> [Exercise aim] Exactly reproduce the lines that follow.
######
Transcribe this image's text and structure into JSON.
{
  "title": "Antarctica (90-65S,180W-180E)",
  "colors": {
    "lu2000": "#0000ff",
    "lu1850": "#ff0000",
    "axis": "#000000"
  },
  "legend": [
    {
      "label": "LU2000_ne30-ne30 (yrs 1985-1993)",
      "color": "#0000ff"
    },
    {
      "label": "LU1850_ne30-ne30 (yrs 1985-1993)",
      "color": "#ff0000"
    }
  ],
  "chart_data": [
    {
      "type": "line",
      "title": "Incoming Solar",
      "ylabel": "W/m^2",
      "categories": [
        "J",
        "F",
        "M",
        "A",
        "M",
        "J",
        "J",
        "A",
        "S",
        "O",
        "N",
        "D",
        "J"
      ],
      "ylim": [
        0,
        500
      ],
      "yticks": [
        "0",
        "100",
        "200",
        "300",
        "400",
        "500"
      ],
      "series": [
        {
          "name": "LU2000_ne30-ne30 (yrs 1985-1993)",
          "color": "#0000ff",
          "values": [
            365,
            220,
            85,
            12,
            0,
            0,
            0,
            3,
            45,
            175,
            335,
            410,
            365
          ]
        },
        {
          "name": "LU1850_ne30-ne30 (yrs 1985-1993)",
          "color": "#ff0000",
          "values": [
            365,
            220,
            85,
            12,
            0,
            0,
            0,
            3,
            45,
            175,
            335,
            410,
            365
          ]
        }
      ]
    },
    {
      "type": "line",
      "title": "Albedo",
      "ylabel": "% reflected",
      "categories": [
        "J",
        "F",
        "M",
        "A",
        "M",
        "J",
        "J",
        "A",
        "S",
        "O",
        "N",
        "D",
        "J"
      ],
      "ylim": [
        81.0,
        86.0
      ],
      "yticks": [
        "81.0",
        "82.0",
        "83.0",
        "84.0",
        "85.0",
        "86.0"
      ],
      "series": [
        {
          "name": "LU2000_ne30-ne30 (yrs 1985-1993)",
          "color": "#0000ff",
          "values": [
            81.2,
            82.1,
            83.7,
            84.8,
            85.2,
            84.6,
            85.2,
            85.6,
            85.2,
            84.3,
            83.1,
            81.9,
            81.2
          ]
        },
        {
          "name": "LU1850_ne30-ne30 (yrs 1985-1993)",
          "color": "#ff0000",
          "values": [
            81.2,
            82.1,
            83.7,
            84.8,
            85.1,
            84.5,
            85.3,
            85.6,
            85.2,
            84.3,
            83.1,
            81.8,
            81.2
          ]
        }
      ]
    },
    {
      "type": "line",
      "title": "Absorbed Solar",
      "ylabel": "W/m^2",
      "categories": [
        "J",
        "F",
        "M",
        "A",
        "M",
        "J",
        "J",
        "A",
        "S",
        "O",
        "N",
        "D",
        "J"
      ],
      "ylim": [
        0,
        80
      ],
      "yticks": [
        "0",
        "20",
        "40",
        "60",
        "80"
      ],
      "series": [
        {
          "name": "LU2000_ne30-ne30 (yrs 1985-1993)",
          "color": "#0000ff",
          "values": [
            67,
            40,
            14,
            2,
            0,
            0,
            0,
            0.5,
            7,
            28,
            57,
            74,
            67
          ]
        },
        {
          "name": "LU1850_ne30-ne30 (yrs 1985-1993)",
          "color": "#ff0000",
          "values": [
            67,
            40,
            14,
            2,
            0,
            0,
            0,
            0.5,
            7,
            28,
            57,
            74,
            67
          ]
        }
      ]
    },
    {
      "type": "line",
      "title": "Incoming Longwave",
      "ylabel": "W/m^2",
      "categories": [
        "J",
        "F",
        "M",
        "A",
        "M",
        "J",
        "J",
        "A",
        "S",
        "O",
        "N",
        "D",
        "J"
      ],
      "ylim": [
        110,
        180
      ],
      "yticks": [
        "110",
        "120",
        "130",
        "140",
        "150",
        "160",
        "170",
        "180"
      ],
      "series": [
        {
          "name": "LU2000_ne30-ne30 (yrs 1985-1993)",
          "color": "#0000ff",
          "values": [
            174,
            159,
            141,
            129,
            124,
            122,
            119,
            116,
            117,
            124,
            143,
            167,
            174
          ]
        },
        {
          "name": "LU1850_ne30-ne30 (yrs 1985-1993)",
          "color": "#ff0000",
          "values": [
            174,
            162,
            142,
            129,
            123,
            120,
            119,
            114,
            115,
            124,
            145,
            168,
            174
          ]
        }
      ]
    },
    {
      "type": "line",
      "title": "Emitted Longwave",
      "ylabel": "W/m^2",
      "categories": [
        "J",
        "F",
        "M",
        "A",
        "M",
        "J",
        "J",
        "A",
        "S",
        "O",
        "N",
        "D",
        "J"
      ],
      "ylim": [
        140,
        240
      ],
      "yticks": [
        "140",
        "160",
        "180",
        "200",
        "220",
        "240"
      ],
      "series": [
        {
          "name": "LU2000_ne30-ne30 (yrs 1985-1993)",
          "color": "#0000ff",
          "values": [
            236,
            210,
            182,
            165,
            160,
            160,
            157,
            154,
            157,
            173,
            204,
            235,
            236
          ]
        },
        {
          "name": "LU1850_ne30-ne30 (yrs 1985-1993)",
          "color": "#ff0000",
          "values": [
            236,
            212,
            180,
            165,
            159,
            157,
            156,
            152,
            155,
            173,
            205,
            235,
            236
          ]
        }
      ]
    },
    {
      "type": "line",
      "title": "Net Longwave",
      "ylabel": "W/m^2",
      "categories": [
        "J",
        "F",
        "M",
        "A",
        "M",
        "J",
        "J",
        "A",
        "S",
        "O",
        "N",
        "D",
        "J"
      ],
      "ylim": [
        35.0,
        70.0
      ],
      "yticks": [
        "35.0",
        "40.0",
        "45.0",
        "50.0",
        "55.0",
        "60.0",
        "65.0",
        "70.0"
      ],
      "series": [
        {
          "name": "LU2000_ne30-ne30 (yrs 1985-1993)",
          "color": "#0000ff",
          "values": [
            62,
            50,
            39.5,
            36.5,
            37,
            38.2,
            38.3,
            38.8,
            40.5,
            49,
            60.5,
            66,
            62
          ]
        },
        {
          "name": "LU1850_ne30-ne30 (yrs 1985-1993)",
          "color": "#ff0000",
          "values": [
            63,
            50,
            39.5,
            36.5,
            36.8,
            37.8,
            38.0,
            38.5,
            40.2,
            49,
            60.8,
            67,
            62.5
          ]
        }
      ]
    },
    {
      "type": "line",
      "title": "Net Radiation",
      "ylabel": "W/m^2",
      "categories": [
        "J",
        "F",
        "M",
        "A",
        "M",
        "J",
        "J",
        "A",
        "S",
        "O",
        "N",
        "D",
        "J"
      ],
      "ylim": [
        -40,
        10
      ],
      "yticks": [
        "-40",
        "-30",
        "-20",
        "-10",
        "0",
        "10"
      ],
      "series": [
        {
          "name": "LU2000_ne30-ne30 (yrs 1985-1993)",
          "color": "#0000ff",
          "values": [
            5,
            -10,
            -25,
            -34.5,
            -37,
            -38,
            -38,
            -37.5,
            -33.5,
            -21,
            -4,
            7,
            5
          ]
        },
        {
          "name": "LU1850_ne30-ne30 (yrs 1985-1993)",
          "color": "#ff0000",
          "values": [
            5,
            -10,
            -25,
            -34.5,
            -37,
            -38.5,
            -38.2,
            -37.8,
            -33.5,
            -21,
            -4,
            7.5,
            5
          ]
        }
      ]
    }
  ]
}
######
> [Correct result]
Transcribe this image's text and structure into JSON.
{
  "title": "Antarctica (90-65S,180W-180E)",
  "colors": {
    "lu2000": "#0000ff",
    "lu1850": "#ff0000",
    "axis": "#000000"
  },
  "legend": [
    {
      "label": "LU2000_ne30-ne30 (yrs 1985-1993)",
      "color": "#0000ff"
    },
    {
      "label": "LU1850_ne30-ne30 (yrs 1985-1993)",
      "color": "#ff0000"
    }
  ],
  "chart_data": [
    {
      "type": "line",
      "title": "Incoming Solar",
      "ylabel": "W/m^2",
      "categories": [
        "J",
        "F",
        "M",
        "A",
        "M",
        "J",
        "J",
        "A",
        "S",
        "O",
        "N",
        "D",
        "J"
      ],
      "ylim": [
        0,
        500
      ],
      "yticks": [
        "0",
        "100",
        "200",
        "300",
        "400",
        "500"
      ],
      "series": [
        {
          "name": "LU2000_ne30-ne30 (yrs 1985-1993)",
          "color": "#0000ff",
          "values": [
            365,
            220,
            85,
            12,
            0,
            0,
            0,
            3,
            45,
            175,
            335,
            410,
            365
          ]
        },
        {
          "name": "LU1850_ne30-ne30 (yrs 1985-1993)",
          "color": "#ff0000",
          "values": [
            365,
            220,
            85,
            12,
            0,
            0,
            0,
            3,
            45,
            175,
            335,
            410,
            365
          ]
        }
      ]
    },
    {
      "type": "line",
      "title": "Albedo",
      "ylabel": "% reflected",
      "categories": [
        "J",
        "F",
        "M",
        "A",
        "M",
        "J",
        "J",
        "A",
        "S",
        "O",
        "N",
        "D",
        "J"
      ],
      "ylim": [
        81.0,
        86.0
      ],
      "yticks": [
        "81.0",
        "82.0",
        "83.0",
        "84.0",
        "85.0",
        "86.0"
      ],
      "series": [
        {
          "name": "LU2000_ne30-ne30 (yrs 1985-1993)",
          "color": "#0000ff",
          "values": [
            81.2,
            82.1,
            83.7,
            84.8,
            85.2,
            84.6,
            85.2,
            85.6,
            85.2,
            84.3,
            83.1,
            81.9,
            81.2
          ]
        },
        {
          "name": "LU1850_ne30-ne30 (yrs 1985-1993)",
          "color": "#ff0000",
          "values": [
            81.2,
            82.1,
            83.7,
            84.8,
            85.1,
            84.5,
            85.3,
            85.6,
            85.2,
            84.3,
            83.1,
            81.8,
            81.2
          ]
        }
      ]
    },
    {
      "type": "line",
      "title": "Absorbed Solar",
      "ylabel": "W/m^2",
      "categories": [
        "J",
        "F",
        "M",
        "A",
        "M",
        "J",
        "J",
        "A",
        "S",
        "O",
        "N",
        "D",
        "J"
      ],
      "ylim": [
        0,
        80
      ],
      "yticks": [
        "0",
        "20",
        "40",
        "60",
        "80"
      ],
      "series": [
        {
          "name": "LU2000_ne30-ne30 (yrs 1985-1993)",
          "color": "#0000ff",
          "values": [
            67,
            40,
            14,
            2,
            0,
            0,
            0,
            0.5,
            7,
            28,
            57,
            74,
            67
          ]
        },
        {
          "name": "LU1850_ne30-ne30 (yrs 1985-1993)",
          "color": "#ff0000",
          "values": [
            67,
            40,
            14,
            2,
            0,
            0,
            0,
            0.5,
            7,
            28,
            57,
            74,
            67
          ]
        }
      ]
    },
    {
      "type": "line",
      "title": "Incoming Longwave",
      "ylabel": "W/m^2",
      "categories": [
        "J",
        "F",
        "M",
        "A",
        "M",
        "J",
        "J",
        "A",
        "S",
        "O",
        "N",
        "D",
        "J"
      ],
      "ylim": [
        110,
        180
      ],
      "yticks": [
        "110",
        "120",
        "130",
        "140",
        "150",
        "160",
        "170",
        "180"
      ],
      "series": [
        {
          "name": "LU2000_ne30-ne30 (yrs 1985-1993)",
          "color": "#0000ff",
          "values": [
            174,
            159,
            141,
            129,
            124,
            122,
            119,
            116,
            117,
            124,
            143,
            167,
            174
          ]
        },
        {
          "name": "LU1850_ne30-ne30 (yrs 1985-1993)",
          "color": "#ff0000",
          "values": [
            174,
            162,
            142,
            129,
            123,
            120,
            119,
            114,
            115,
            124,
            145,
            168,
            174
          ]
        }
      ]
    },
    {
      "type": "line",
      "title": "Emitted Longwave",
      "ylabel": "W/m^2",
      "categories": [
        "J",
        "F",
        "M",
        "A",
        "M",
        "J",
        "J",
        "A",
        "S",
        "O",
        "N",
        "D",
        "J"
      ],
      "ylim": [
        140,
        240
      ],
      "yticks": [
        "140",
        "160",
        "180",
        "200",
        "220",
        "240"
      ],
      "series": [
        {
          "name": "LU2000_ne30-ne30 (yrs 1985-1993)",
          "color": "#0000ff",
          "values": [
            236,
            210,
            182,
            165,
            160,
            160,
            157,
            154,
            157,
            173,
            204,
            235,
            236
          ]
        },
        {
          "name": "LU1850_ne30-ne30 (yrs 1985-1993)",
          "color": "#ff0000",
          "values": [
            236,
            212,
            180,
            165,
            159,
            157,
            156,
            152,
            155,
            173,
            205,
            235,
            236
          ]
        }
      ]
    },
    {
      "type": "line",
      "title": "Net Longwave",
      "ylabel": "W/m^2",
      "categories": [
        "J",
        "F",
        "M",
        "A",
        "M",
        "J",
        "J",
        "A",
        "S",
        "O",
        "N",
        "D",
        "J"
      ],
      "ylim": [
        35.0,
        70.0
      ],
      "yticks": [
        "35.0",
        "40.0",
        "45.0",
        "50.0",
        "55.0",
        "60.0",
        "65.0",
        "70.0"
      ],
      "series": [
        {
          "name": "LU2000_ne30-ne30 (yrs 1985-1993)",
          "color": "#0000ff",
          "values": [
            62,
            50,
            39.5,
            36.5,
            37,
            38.2,
            38.3,
            38.8,
            40.5,
            49,
            60.5,
            66,
            62
          ]
        },
        {
          "name": "LU1850_ne30-ne30 (yrs 1985-1993)",
          "color": "#ff0000",
          "values": [
            63,
            50,
            39.5,
            36.5,
            36.8,
            37.8,
            38.0,
            38.5,
            40.2,
            49,
            60.8,
            67,
            62.5
          ]
        }
      ]
    },
    {
      "type": "line",
      "title": "Net Radiation",
      "ylabel": "W/m^2",
      "categories": [
        "J",
        "F",
        "M",
        "A",
        "M",
        "J",
        "J",
        "A",
        "S",
        "O",
        "N",
        "D",
        "J"
      ],
      "ylim": [
        -40,
        10
      ],
      "yticks": [
        "-40",
        "-30",
        "-20",
        "-10",
        "0",
        "10"
      ],
      "series": [
        {
          "name": "LU2000_ne30-ne30 (yrs 1985-1993)",
          "color": "#0000ff",
          "values": [
            5,
            -10,
            -25,
            -34.5,
            -37,
            -38,
            -38,
            -37.5,
            -33.5,
            -21,
            -4,
            7,
            5
          ]
        },
        {
          "name": "LU1850_ne30-ne30 (yrs 1985-1993)",
          "color": "#ff0000",
          "values": [
            5,
            -10,
            -25,
            -34.5,
            -37,
            -38.5,
            -38.2,
            -37.8,
            -33.5,
            -21,
            -4,
            7.5,
            5
          ]
        }
      ]
    }
  ]
}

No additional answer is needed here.